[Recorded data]
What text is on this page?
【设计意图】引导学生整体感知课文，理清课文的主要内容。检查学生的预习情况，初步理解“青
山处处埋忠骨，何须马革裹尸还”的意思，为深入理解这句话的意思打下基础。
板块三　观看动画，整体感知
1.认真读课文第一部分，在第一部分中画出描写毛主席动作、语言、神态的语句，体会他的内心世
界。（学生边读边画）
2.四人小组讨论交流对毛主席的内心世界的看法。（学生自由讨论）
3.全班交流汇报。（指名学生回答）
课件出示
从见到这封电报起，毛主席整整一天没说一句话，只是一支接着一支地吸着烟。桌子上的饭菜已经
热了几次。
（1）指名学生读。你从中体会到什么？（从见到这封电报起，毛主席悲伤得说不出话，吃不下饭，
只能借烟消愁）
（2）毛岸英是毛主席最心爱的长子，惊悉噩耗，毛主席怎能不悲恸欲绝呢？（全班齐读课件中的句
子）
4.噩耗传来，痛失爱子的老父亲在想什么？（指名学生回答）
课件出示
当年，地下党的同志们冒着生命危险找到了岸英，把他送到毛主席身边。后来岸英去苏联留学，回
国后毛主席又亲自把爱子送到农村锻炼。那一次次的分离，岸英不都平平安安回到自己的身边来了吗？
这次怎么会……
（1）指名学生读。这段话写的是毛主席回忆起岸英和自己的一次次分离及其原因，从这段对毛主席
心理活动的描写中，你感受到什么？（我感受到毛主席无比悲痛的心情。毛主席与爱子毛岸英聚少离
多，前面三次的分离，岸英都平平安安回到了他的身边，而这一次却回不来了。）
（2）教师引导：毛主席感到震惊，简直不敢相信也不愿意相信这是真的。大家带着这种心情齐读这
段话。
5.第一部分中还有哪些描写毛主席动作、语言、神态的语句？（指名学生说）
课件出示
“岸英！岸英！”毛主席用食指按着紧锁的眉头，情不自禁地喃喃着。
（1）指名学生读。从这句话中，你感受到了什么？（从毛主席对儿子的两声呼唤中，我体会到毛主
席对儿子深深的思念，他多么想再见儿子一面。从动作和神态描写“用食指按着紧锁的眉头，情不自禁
==
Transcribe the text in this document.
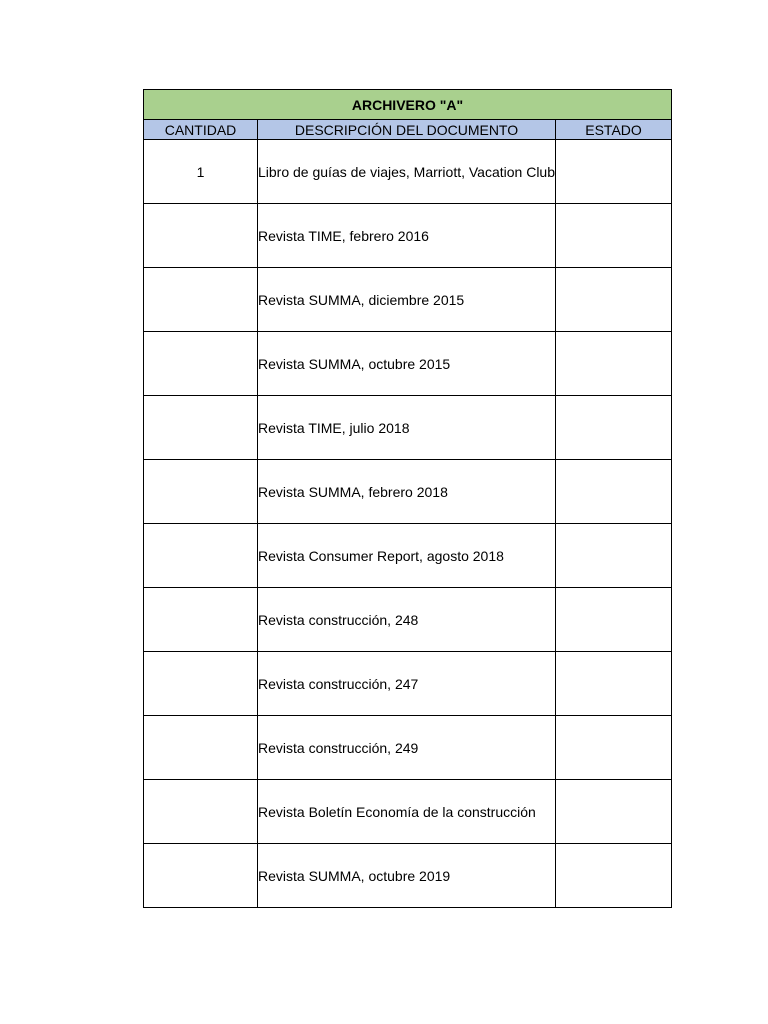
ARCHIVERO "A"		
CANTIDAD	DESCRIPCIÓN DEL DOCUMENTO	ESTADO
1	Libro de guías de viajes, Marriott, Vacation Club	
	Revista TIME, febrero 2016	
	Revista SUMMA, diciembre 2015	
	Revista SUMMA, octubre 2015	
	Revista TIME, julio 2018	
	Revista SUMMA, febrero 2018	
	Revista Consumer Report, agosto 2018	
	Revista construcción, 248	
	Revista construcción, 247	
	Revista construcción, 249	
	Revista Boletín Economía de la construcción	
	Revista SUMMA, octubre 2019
* * *
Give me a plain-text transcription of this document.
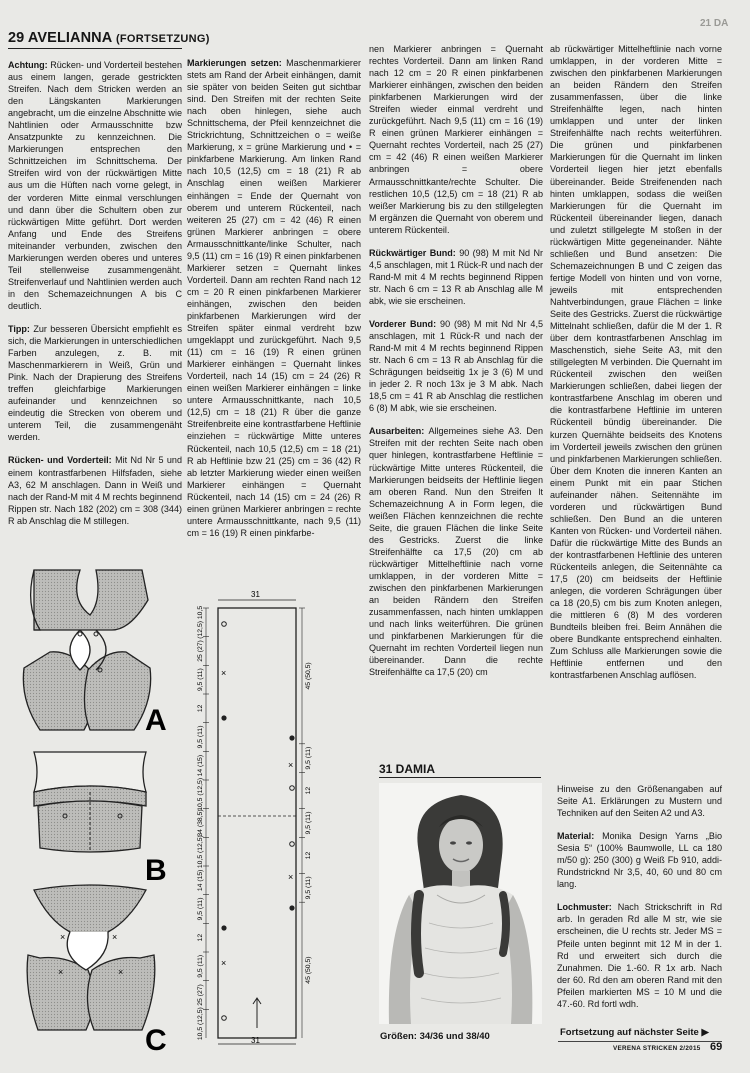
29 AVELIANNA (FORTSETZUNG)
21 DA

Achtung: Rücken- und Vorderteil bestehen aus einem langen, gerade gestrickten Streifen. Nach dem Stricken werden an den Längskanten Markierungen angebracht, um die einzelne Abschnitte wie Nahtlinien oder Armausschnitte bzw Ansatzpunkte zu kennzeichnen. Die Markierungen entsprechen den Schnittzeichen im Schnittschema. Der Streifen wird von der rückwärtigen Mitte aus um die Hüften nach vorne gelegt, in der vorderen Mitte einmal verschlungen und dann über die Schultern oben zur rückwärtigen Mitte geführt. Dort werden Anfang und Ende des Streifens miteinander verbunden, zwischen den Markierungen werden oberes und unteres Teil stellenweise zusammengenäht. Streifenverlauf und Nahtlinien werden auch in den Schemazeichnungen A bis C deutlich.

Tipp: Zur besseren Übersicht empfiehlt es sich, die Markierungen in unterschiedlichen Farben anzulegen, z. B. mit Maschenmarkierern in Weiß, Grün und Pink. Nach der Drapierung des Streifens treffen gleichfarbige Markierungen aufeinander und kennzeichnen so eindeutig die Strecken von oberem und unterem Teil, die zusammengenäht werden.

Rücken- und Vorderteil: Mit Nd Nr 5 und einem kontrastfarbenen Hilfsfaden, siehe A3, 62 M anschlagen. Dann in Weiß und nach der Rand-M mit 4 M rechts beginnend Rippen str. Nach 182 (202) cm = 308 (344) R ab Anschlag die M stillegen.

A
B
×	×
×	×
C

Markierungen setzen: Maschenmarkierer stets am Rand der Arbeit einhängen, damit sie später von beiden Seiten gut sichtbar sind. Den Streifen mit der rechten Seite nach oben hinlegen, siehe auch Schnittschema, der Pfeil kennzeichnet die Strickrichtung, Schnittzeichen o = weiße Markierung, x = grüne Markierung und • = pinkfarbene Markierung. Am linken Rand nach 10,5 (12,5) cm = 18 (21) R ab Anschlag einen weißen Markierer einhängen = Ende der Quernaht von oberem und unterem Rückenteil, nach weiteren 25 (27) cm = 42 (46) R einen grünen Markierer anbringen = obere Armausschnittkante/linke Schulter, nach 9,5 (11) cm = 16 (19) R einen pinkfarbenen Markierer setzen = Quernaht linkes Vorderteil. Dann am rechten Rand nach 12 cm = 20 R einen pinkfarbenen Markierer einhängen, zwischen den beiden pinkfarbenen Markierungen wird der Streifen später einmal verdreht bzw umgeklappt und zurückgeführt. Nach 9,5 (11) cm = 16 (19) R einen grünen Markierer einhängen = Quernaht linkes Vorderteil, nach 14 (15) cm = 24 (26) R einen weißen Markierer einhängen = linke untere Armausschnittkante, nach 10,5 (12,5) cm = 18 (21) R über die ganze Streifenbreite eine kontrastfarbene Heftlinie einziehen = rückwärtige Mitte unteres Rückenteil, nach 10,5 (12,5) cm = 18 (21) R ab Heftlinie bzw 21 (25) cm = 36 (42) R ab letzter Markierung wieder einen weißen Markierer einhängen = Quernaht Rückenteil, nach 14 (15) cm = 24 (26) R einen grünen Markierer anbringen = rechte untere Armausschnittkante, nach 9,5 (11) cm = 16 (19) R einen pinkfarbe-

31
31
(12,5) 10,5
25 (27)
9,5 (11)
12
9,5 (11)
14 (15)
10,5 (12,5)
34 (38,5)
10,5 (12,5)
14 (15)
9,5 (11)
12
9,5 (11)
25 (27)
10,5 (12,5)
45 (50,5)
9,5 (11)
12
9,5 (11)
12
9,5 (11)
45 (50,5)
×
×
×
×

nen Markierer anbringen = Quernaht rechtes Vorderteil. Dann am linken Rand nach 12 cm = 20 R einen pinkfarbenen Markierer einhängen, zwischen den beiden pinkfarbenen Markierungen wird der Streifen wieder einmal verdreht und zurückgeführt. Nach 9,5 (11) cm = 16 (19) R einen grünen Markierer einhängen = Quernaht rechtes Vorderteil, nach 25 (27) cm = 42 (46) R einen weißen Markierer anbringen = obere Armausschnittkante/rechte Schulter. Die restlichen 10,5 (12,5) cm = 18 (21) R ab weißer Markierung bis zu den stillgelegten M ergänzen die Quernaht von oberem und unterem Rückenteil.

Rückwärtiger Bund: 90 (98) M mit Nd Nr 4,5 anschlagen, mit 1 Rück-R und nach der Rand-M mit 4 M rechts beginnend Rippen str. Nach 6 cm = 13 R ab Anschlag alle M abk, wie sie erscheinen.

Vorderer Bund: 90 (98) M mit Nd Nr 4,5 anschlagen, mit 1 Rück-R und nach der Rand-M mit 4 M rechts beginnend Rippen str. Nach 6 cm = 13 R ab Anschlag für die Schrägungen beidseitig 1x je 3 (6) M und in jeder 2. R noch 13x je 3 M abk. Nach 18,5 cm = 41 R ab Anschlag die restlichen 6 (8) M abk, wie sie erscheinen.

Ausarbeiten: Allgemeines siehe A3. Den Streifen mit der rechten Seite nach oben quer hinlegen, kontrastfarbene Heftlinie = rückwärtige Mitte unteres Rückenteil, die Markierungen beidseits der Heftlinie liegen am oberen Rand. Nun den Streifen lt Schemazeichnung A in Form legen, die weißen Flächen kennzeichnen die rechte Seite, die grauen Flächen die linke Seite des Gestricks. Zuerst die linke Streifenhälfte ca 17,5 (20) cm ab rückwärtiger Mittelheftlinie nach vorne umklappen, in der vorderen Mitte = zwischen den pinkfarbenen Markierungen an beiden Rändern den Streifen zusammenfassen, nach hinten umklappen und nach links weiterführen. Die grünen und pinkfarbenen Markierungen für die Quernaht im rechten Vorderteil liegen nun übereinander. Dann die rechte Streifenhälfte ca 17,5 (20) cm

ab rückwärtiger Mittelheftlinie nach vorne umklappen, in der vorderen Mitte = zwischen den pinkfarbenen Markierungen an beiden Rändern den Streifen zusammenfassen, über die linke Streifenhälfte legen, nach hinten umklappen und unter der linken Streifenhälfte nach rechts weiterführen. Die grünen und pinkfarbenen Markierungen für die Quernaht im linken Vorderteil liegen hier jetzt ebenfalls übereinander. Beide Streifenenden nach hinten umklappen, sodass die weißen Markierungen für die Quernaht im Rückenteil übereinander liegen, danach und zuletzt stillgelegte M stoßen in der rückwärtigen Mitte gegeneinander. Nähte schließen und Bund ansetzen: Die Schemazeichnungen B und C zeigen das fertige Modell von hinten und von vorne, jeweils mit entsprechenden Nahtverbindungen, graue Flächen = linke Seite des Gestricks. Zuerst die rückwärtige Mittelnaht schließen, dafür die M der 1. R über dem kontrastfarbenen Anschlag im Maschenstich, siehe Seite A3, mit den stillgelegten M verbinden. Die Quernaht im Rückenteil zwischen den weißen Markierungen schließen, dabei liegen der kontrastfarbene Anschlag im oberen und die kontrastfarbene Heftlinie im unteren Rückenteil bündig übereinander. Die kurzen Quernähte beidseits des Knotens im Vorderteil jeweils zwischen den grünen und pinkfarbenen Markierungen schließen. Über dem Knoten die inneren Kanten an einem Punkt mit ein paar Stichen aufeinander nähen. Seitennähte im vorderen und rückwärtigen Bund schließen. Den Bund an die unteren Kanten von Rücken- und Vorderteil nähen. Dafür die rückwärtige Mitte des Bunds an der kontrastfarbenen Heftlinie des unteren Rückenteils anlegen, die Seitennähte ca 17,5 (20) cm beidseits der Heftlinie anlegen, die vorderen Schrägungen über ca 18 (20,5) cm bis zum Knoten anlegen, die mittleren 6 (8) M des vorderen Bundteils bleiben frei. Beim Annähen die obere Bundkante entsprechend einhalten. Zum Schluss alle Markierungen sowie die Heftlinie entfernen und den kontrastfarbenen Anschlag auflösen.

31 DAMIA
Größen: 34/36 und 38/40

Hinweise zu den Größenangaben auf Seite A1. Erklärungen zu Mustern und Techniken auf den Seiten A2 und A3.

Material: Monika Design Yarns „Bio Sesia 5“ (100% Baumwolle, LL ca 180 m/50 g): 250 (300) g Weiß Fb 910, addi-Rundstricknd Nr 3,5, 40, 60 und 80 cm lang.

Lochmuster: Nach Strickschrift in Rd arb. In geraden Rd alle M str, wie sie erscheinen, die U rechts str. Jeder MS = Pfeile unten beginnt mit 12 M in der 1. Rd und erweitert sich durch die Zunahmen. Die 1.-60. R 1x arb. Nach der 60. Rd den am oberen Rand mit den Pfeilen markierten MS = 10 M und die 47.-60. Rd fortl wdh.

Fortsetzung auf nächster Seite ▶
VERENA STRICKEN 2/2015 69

● **PROBLEM TO WORK ON**: Track down every line of the material containing the string "神态的语句", and copy it.

● **TASK OUTPUT**:
1.认真读课文第一部分，在第一部分中画出描写毛主席动作、语言、神态的语句，体会他的内心世
5.第一部分中还有哪些描写毛主席动作、语言、神态的语句？（指名学生说）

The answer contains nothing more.